╔══

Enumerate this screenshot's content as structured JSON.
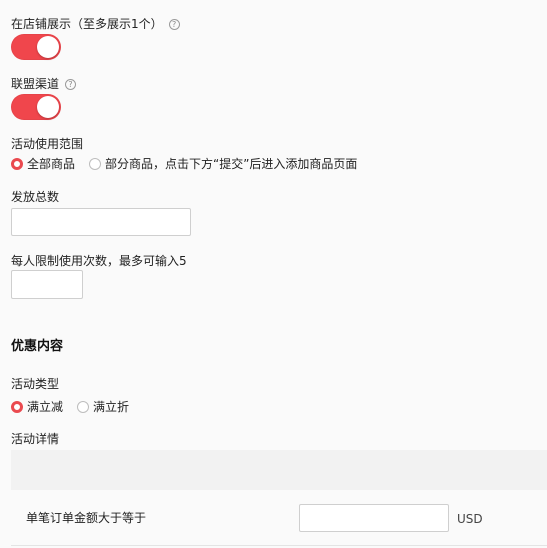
{
  "store_display": {
    "label": "在店铺展示（至多展示1个）",
    "enabled": true
  },
  "alliance_channel": {
    "label": "联盟渠道",
    "enabled": true
  },
  "help_icon": "question-circle-icon",
  "scope": {
    "label": "活动使用范围",
    "options": [
      {
        "label": "全部商品",
        "selected": true
      },
      {
        "label": "部分商品，点击下方“提交”后进入添加商品页面",
        "selected": false
      }
    ]
  },
  "total_issue": {
    "label": "发放总数",
    "value": ""
  },
  "per_person_limit": {
    "label": "每人限制使用次数，最多可输入5",
    "value": ""
  },
  "discount_section": {
    "title": "优惠内容"
  },
  "activity_type": {
    "label": "活动类型",
    "options": [
      {
        "label": "满立减",
        "selected": true
      },
      {
        "label": "满立折",
        "selected": false
      }
    ]
  },
  "activity_details": {
    "label": "活动详情"
  },
  "min_order": {
    "label": "单笔订单金额大于等于",
    "value": "",
    "unit": "USD"
  },
  "colors": {
    "accent": "#f0464c",
    "radio": "#ea4a4f"
  }
}
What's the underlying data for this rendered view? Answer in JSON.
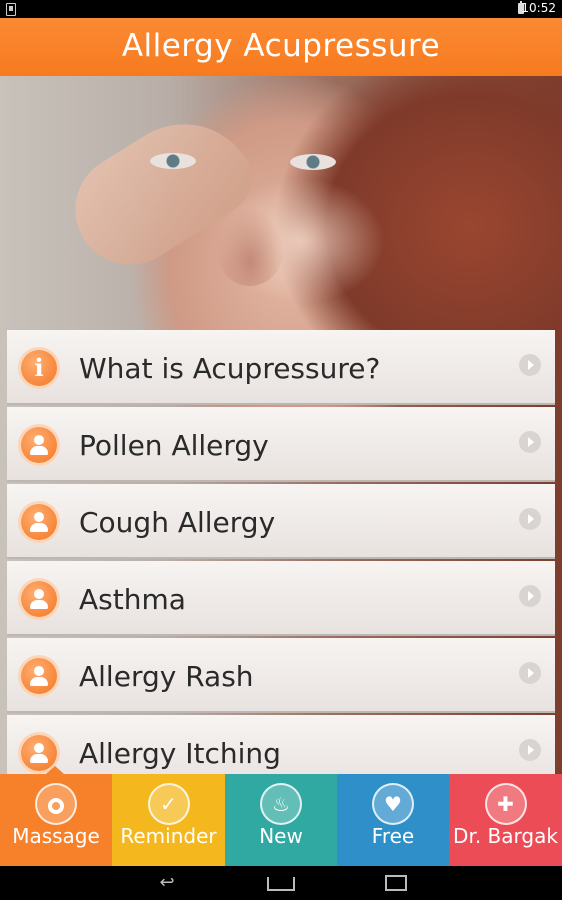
{
  "status_bar": {
    "time": "10:52"
  },
  "header": {
    "title": "Allergy Acupressure"
  },
  "list": {
    "items": [
      {
        "label": "What is Acupressure?",
        "icon": "info-icon"
      },
      {
        "label": "Pollen Allergy",
        "icon": "person-icon"
      },
      {
        "label": "Cough Allergy",
        "icon": "person-icon"
      },
      {
        "label": "Asthma",
        "icon": "person-icon"
      },
      {
        "label": "Allergy Rash",
        "icon": "person-icon"
      },
      {
        "label": "Allergy Itching",
        "icon": "person-icon"
      }
    ]
  },
  "tabs": [
    {
      "label": "Massage",
      "icon": "target-icon",
      "color": "#f7802a",
      "selected": true
    },
    {
      "label": "Reminder",
      "icon": "watch-icon",
      "color": "#f4b71e"
    },
    {
      "label": "New",
      "icon": "flame-icon",
      "color": "#2fa9a1"
    },
    {
      "label": "Free",
      "icon": "phone-heart-icon",
      "color": "#2f8fc9"
    },
    {
      "label": "Dr. Bargak",
      "icon": "doctor-icon",
      "color": "#ec4c56"
    }
  ],
  "colors": {
    "header": "#f7802a",
    "item_text": "#2a2a2a"
  }
}
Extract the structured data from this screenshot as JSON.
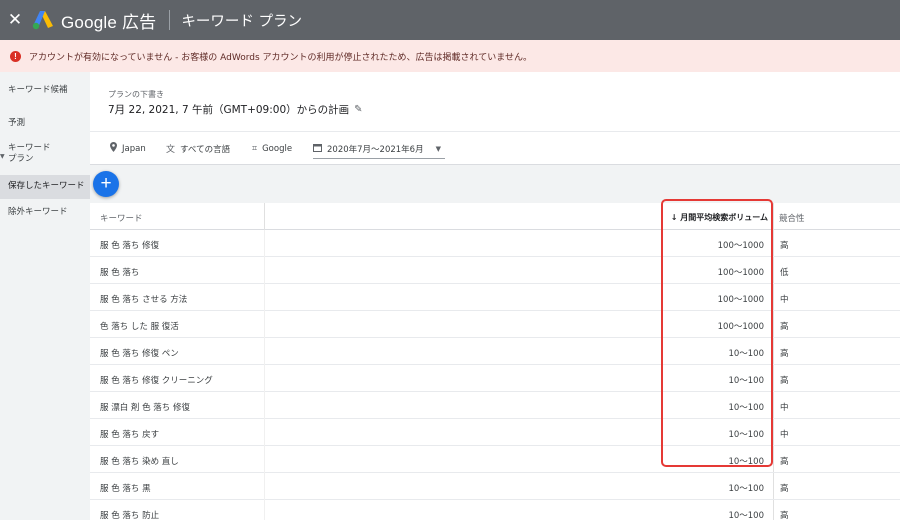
{
  "appbar": {
    "close_icon": "close-icon",
    "brand": "Google 広告",
    "title": "キーワード プラン"
  },
  "alert": {
    "icon": "!",
    "message": "アカウントが有効になっていません - お客様の AdWords アカウントの利用が停止されたため、広告は掲載されていません。"
  },
  "sidebar": {
    "items": [
      {
        "label": "キーワード候補"
      },
      {
        "label": "予測"
      },
      {
        "label": "キーワード\nプラン"
      },
      {
        "label": "保存したキーワード"
      },
      {
        "label": "除外キーワード"
      }
    ]
  },
  "plan": {
    "subtitle": "プランの下書き",
    "title": "7月 22, 2021, 7 午前（GMT+09:00）からの計画"
  },
  "filters": {
    "location": "Japan",
    "language": "すべての言語",
    "network": "Google",
    "date_range": "2020年7月～2021年6月"
  },
  "table": {
    "headers": {
      "keyword": "キーワード",
      "volume": "↓ 月間平均検索ボリューム",
      "competition": "競合性"
    },
    "rows": [
      {
        "keyword": "服 色 落ち 修復",
        "volume": "100～1000",
        "competition": "高"
      },
      {
        "keyword": "服 色 落ち",
        "volume": "100～1000",
        "competition": "低"
      },
      {
        "keyword": "服 色 落ち させる 方法",
        "volume": "100～1000",
        "competition": "中"
      },
      {
        "keyword": "色 落ち した 服 復活",
        "volume": "100～1000",
        "competition": "高"
      },
      {
        "keyword": "服 色 落ち 修復 ペン",
        "volume": "10～100",
        "competition": "高"
      },
      {
        "keyword": "服 色 落ち 修復 クリーニング",
        "volume": "10～100",
        "competition": "高"
      },
      {
        "keyword": "服 漂白 剤 色 落ち 修復",
        "volume": "10～100",
        "competition": "中"
      },
      {
        "keyword": "服 色 落ち 戻す",
        "volume": "10～100",
        "competition": "中"
      },
      {
        "keyword": "服 色 落ち 染め 直し",
        "volume": "10～100",
        "competition": "高"
      },
      {
        "keyword": "服 色 落ち 黒",
        "volume": "10～100",
        "competition": "高"
      },
      {
        "keyword": "服 色 落ち 防止",
        "volume": "10～100",
        "competition": "高"
      }
    ]
  },
  "colors": {
    "appbar": "#5f6368",
    "alert_bg": "#fce8e6",
    "accent": "#1a73e8",
    "highlight": "#e53935"
  }
}
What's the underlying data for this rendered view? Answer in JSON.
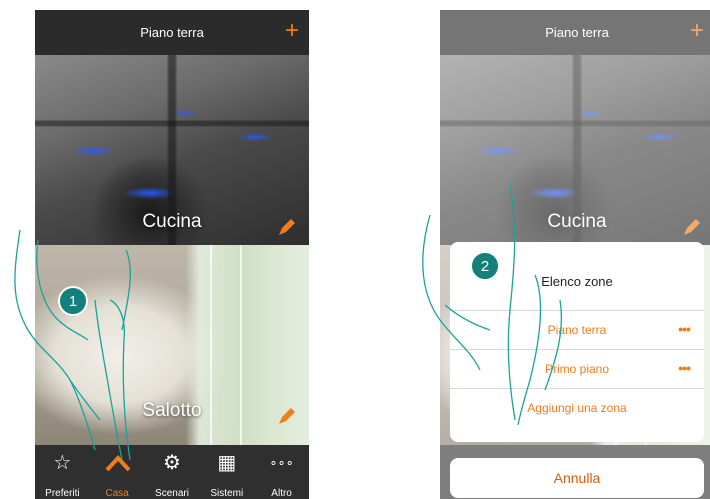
{
  "left_screen": {
    "title": "Piano terra",
    "add_icon": "+",
    "zones": [
      {
        "label": "Cucina",
        "icon": "pencil-icon"
      },
      {
        "label": "Salotto",
        "icon": "pencil-icon"
      }
    ],
    "tabs": [
      {
        "label": "Preferiti",
        "icon": "☆",
        "active": false
      },
      {
        "label": "Casa",
        "icon": "︿",
        "active": true
      },
      {
        "label": "Scenari",
        "icon": "⚙",
        "active": false
      },
      {
        "label": "Sistemi",
        "icon": "▦",
        "active": false
      },
      {
        "label": "Altro",
        "icon": "∘∘∘",
        "active": false
      }
    ],
    "step": "1"
  },
  "right_screen": {
    "title": "Piano terra",
    "add_icon": "+",
    "background_zone": "Cucina",
    "sheet": {
      "title": "Elenco zone",
      "rows": [
        {
          "label": "Piano terra",
          "more": "•••"
        },
        {
          "label": "Primo piano",
          "more": "•••"
        },
        {
          "label": "Aggiungi una zona",
          "more": ""
        }
      ],
      "cancel_label": "Annulla"
    },
    "step": "2"
  },
  "colors": {
    "accent": "#f07c1b",
    "top_bar": "#2b2b2b",
    "tab_bar": "#2f2f2f",
    "step_badge": "#14807b"
  }
}
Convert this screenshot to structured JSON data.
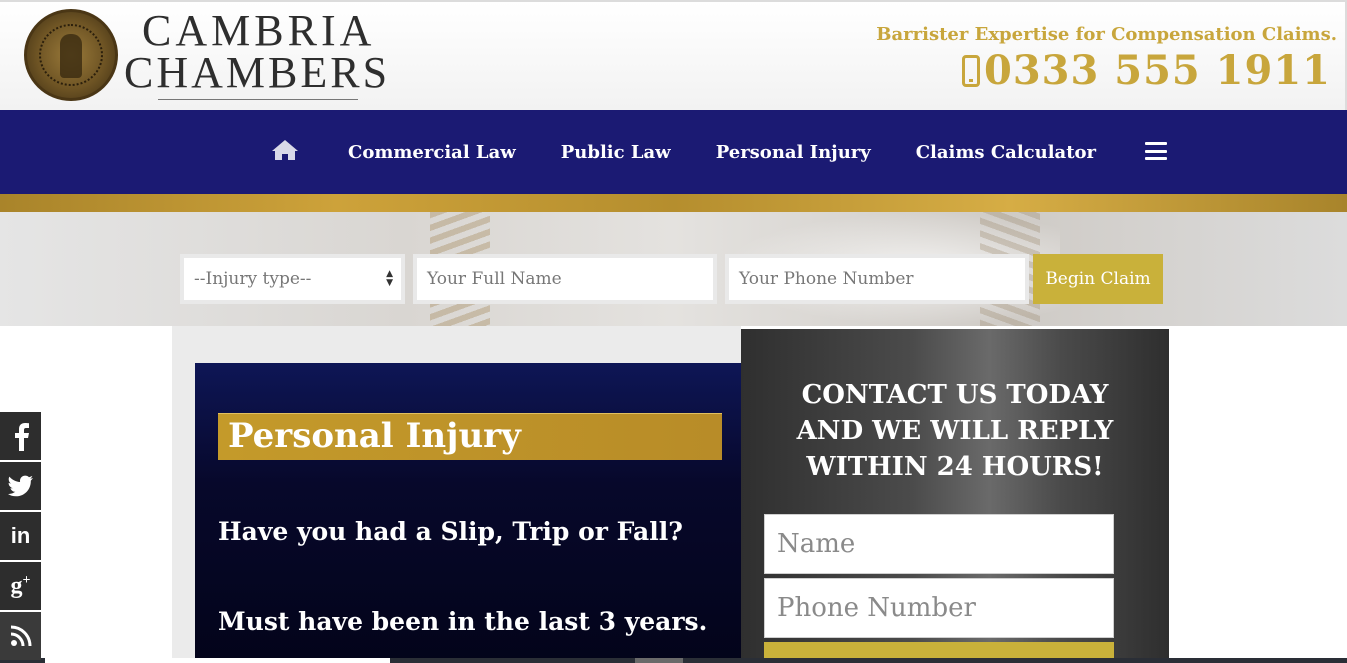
{
  "header": {
    "brand_line1": "CAMBRIA",
    "brand_line2": "CHAMBERS",
    "tagline": "Barrister Expertise for Compensation Claims.",
    "phone": "0333 555 1911"
  },
  "nav": {
    "home_icon": "home-icon",
    "items": [
      {
        "label": "Commercial Law"
      },
      {
        "label": "Public Law"
      },
      {
        "label": "Personal Injury"
      },
      {
        "label": "Claims Calculator"
      }
    ],
    "menu_icon": "hamburger-menu-icon"
  },
  "claim_form": {
    "injury_type": "--Injury type--",
    "full_name_placeholder": "Your Full Name",
    "phone_placeholder": "Your Phone Number",
    "submit_label": "Begin Claim"
  },
  "personal_injury": {
    "title": "Personal Injury",
    "question1": "Have you had a Slip, Trip or Fall?",
    "question2": "Must have been in the last 3 years."
  },
  "contact": {
    "heading_line1": "CONTACT US TODAY",
    "heading_line2": "AND WE WILL REPLY",
    "heading_line3": "WITHIN 24 HOURS!",
    "name_placeholder": "Name",
    "phone_placeholder": "Phone Number"
  },
  "social": {
    "icons": [
      "facebook-icon",
      "twitter-icon",
      "linkedin-icon",
      "google-plus-icon",
      "rss-icon"
    ]
  },
  "colors": {
    "nav_blue": "#1b1a73",
    "gold": "#c9b13a",
    "gold_text": "#c8a63c"
  }
}
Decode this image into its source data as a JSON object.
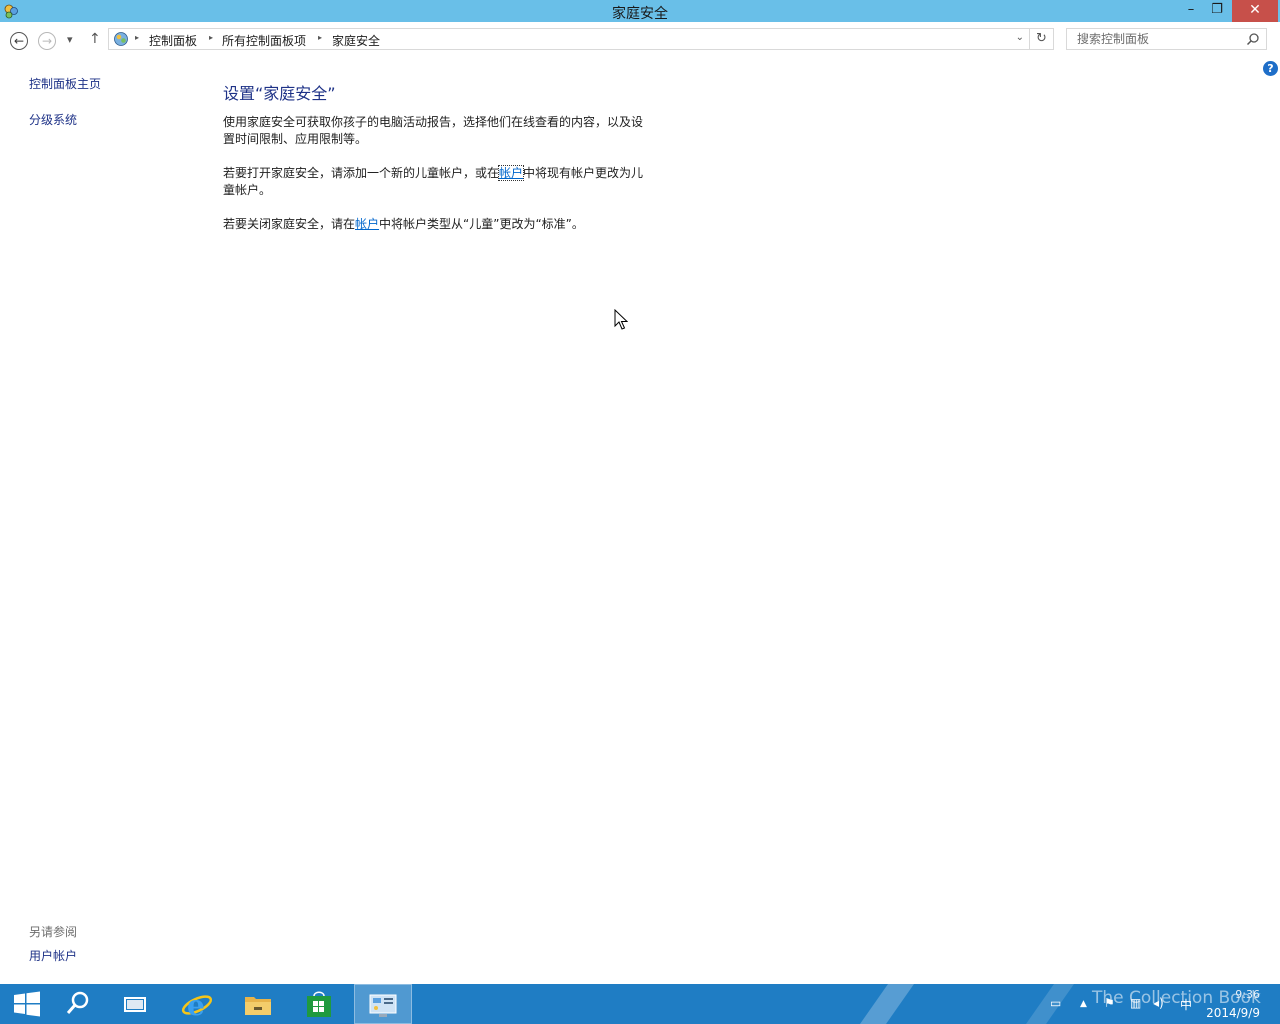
{
  "window": {
    "title": "家庭安全",
    "minimize_glyph": "–",
    "maximize_glyph": "❐",
    "close_glyph": "✕"
  },
  "nav": {
    "back_glyph": "←",
    "forward_glyph": "→",
    "recent_glyph": "▾",
    "up_glyph": "↑",
    "breadcrumbs": [
      "控制面板",
      "所有控制面板项",
      "家庭安全"
    ],
    "crumb_sep": "▸",
    "dropdown_glyph": "⌄",
    "refresh_glyph": "↻",
    "search_placeholder": "搜索控制面板"
  },
  "sidebar": {
    "items": [
      {
        "label": "控制面板主页"
      },
      {
        "label": "分级系统"
      }
    ],
    "see_also_heading": "另请参阅",
    "see_also_items": [
      {
        "label": "用户帐户"
      }
    ]
  },
  "main": {
    "heading": "设置“家庭安全”",
    "para1": "使用家庭安全可获取你孩子的电脑活动报告，选择他们在线查看的内容，以及设置时间限制、应用限制等。",
    "para2_pre": "若要打开家庭安全，请添加一个新的儿童帐户，或在",
    "para2_link": "帐户",
    "para2_post": "中将现有帐户更改为儿童帐户。",
    "para3_pre": "若要关闭家庭安全，请在",
    "para3_link": "帐户",
    "para3_post": "中将帐户类型从“儿童”更改为“标准”。",
    "help_glyph": "?"
  },
  "taskbar": {
    "apps": [
      "start",
      "search",
      "task-view",
      "internet-explorer",
      "file-explorer",
      "store",
      "control-panel"
    ],
    "active_app": "control-panel",
    "tray": {
      "time": "9:36",
      "date": "2014/9/9",
      "ime": "中",
      "watermark": "The Collection Book"
    }
  },
  "colors": {
    "titlebar": "#69bfe8",
    "taskbar": "#1f7dc4",
    "link": "#0066cc",
    "heading": "#1e3287",
    "close_button": "#c7504a"
  }
}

╚══

→ Exercise prompt
Begin at the line containing "Decode this image" and extract every line through the end of the records, inclusive, exactly and only; omit pictures.

→ Exercise result
Decode this image into its source data as a JSON object.
{
  "window": {
    "title": "家庭安全",
    "minimize_glyph": "–",
    "maximize_glyph": "❐",
    "close_glyph": "✕"
  },
  "nav": {
    "back_glyph": "←",
    "forward_glyph": "→",
    "recent_glyph": "▾",
    "up_glyph": "↑",
    "breadcrumbs": [
      "控制面板",
      "所有控制面板项",
      "家庭安全"
    ],
    "crumb_sep": "▸",
    "dropdown_glyph": "⌄",
    "refresh_glyph": "↻",
    "search_placeholder": "搜索控制面板"
  },
  "sidebar": {
    "items": [
      {
        "label": "控制面板主页"
      },
      {
        "label": "分级系统"
      }
    ],
    "see_also_heading": "另请参阅",
    "see_also_items": [
      {
        "label": "用户帐户"
      }
    ]
  },
  "main": {
    "heading": "设置“家庭安全”",
    "para1": "使用家庭安全可获取你孩子的电脑活动报告，选择他们在线查看的内容，以及设置时间限制、应用限制等。",
    "para2_pre": "若要打开家庭安全，请添加一个新的儿童帐户，或在",
    "para2_link": "帐户",
    "para2_post": "中将现有帐户更改为儿童帐户。",
    "para3_pre": "若要关闭家庭安全，请在",
    "para3_link": "帐户",
    "para3_post": "中将帐户类型从“儿童”更改为“标准”。",
    "help_glyph": "?"
  },
  "taskbar": {
    "apps": [
      "start",
      "search",
      "task-view",
      "internet-explorer",
      "file-explorer",
      "store",
      "control-panel"
    ],
    "active_app": "control-panel",
    "tray": {
      "time": "9:36",
      "date": "2014/9/9",
      "ime": "中",
      "watermark": "The Collection Book"
    }
  },
  "colors": {
    "titlebar": "#69bfe8",
    "taskbar": "#1f7dc4",
    "link": "#0066cc",
    "heading": "#1e3287",
    "close_button": "#c7504a"
  }
}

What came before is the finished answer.